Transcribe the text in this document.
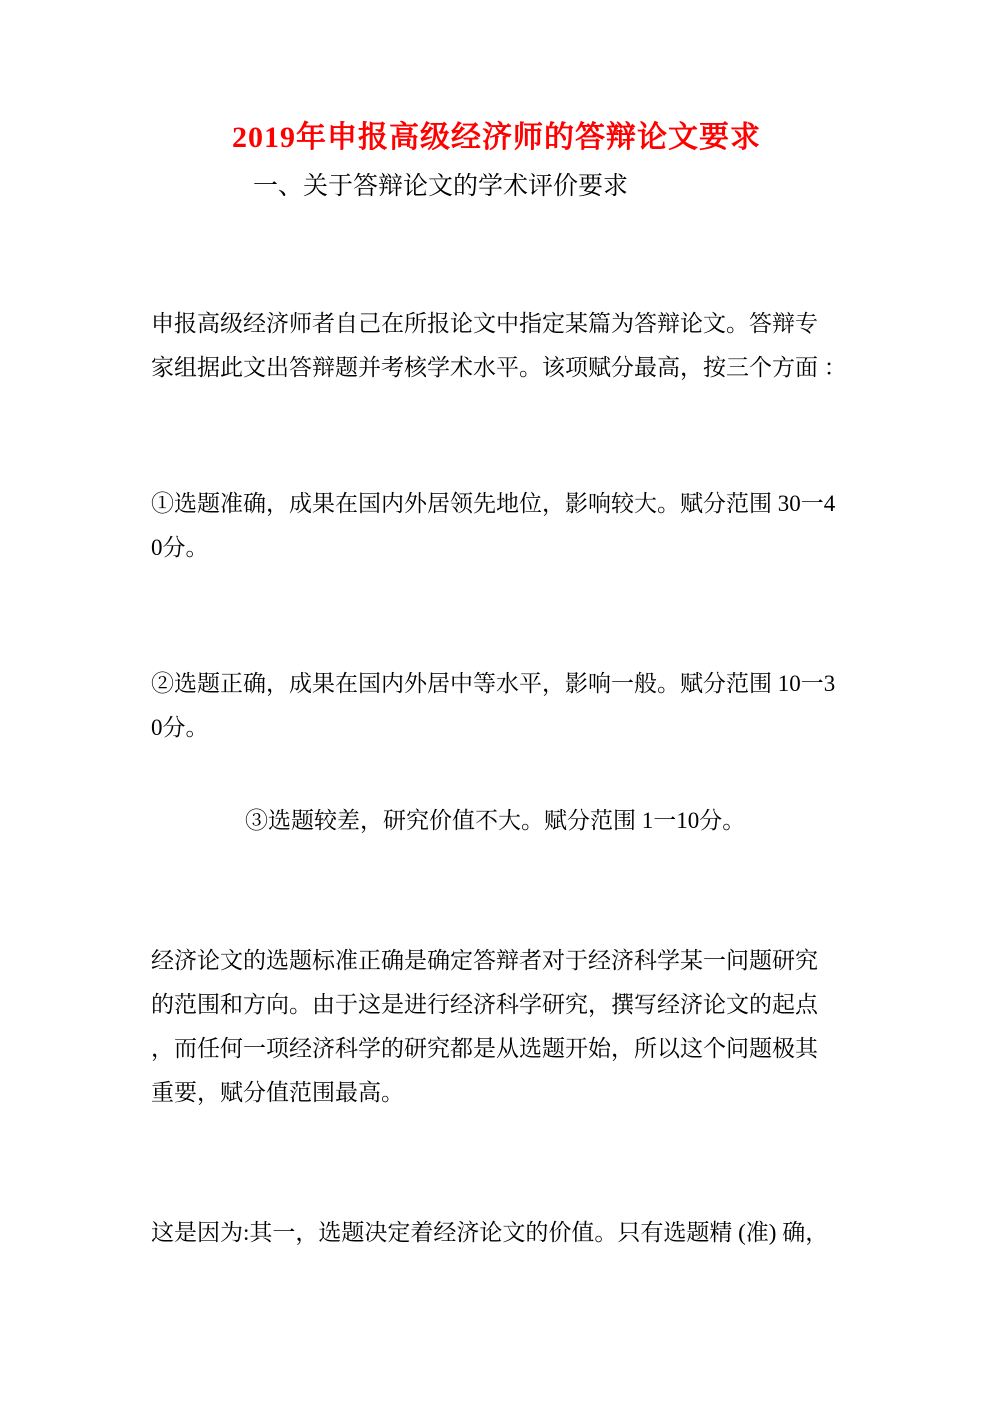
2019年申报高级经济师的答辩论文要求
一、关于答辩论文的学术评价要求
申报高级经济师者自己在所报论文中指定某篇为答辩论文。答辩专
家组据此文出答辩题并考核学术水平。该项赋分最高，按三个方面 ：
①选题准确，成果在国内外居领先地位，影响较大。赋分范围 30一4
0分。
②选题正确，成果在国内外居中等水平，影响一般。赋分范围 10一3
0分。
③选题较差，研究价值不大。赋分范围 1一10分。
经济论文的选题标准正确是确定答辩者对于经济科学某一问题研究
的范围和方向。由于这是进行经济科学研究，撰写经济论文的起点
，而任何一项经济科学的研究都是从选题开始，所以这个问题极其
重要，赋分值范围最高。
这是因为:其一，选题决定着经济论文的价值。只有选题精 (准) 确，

--- --- ---

Restate every record exactly, please; do not copy the pictures.

Transcribe the text in this document.
2019年申报高级经济师的答辩论文要求
一、关于答辩论文的学术评价要求
申报高级经济师者自己在所报论文中指定某篇为答辩论文。答辩专
家组据此文出答辩题并考核学术水平。该项赋分最高，按三个方面 ：
①选题准确，成果在国内外居领先地位，影响较大。赋分范围 30一4
0分。
②选题正确，成果在国内外居中等水平，影响一般。赋分范围 10一3
0分。
③选题较差，研究价值不大。赋分范围 1一10分。
经济论文的选题标准正确是确定答辩者对于经济科学某一问题研究
的范围和方向。由于这是进行经济科学研究，撰写经济论文的起点
，而任何一项经济科学的研究都是从选题开始，所以这个问题极其
重要，赋分值范围最高。
这是因为:其一，选题决定着经济论文的价值。只有选题精 (准) 确，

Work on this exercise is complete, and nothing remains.